Work to do: Return all lines where the word "subtitle" can be found.

— Begin Given data —

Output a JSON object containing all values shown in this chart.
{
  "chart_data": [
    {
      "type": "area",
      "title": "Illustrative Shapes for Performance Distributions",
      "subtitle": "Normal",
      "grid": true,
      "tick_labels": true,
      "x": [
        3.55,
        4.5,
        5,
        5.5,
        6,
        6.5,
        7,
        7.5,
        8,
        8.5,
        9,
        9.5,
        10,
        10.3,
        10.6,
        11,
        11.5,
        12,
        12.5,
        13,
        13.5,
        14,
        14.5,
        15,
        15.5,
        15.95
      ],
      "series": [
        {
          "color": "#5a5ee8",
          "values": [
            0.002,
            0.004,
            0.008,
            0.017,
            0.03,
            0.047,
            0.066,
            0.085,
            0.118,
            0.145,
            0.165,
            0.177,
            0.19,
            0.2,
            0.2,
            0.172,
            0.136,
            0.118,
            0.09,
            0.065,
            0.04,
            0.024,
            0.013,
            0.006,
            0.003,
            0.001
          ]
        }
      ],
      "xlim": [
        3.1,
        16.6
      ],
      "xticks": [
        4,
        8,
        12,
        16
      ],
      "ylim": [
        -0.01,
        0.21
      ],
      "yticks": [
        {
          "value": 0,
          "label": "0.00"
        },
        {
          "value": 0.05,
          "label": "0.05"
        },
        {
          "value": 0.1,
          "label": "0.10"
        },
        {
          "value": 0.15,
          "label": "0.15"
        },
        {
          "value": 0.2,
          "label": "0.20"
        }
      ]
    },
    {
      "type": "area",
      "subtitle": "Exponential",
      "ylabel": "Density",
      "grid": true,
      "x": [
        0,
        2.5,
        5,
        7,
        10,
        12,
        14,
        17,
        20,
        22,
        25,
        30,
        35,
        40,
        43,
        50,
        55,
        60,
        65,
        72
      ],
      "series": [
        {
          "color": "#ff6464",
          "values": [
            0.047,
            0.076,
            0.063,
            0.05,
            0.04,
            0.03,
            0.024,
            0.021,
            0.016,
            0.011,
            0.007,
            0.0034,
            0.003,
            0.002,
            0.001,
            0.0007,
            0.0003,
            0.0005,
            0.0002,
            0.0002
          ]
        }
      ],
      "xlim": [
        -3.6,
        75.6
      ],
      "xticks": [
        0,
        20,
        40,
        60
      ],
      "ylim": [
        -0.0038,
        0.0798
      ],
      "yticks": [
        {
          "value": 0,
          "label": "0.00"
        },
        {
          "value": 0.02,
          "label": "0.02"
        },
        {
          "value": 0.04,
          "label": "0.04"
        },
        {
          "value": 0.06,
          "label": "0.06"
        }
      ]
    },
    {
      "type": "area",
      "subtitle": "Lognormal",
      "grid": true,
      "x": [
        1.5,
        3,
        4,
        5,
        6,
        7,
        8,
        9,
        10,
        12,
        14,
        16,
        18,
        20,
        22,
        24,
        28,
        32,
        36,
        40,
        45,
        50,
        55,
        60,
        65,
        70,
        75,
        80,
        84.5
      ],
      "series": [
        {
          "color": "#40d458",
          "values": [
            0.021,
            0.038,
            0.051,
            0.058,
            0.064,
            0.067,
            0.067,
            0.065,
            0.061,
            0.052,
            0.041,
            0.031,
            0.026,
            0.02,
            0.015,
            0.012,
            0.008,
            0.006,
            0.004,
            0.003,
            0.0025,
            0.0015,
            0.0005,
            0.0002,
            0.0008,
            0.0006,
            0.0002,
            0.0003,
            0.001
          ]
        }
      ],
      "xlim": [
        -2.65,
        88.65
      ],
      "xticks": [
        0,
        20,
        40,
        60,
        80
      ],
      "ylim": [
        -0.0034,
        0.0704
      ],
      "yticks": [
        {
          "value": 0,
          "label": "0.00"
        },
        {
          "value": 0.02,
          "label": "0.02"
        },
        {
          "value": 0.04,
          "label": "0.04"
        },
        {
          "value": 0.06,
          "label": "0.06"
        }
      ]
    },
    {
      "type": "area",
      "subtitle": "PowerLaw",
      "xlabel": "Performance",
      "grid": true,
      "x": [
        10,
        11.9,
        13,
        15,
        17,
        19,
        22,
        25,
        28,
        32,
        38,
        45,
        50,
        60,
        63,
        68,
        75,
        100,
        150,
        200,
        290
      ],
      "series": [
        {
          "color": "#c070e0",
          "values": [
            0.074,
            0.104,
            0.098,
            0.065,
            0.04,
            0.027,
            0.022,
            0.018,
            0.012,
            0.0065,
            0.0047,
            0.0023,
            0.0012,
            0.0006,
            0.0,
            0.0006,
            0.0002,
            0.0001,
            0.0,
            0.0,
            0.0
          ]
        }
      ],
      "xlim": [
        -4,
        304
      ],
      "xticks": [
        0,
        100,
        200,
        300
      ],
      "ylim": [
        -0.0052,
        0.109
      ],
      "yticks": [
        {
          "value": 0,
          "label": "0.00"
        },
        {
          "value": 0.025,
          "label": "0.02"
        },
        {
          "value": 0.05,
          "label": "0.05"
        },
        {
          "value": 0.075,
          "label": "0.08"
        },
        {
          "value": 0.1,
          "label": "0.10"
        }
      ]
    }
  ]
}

— End Given data —

Output of the task:
      "subtitle": "Normal",
      "subtitle": "Exponential",
      "subtitle": "Lognormal",
      "subtitle": "PowerLaw",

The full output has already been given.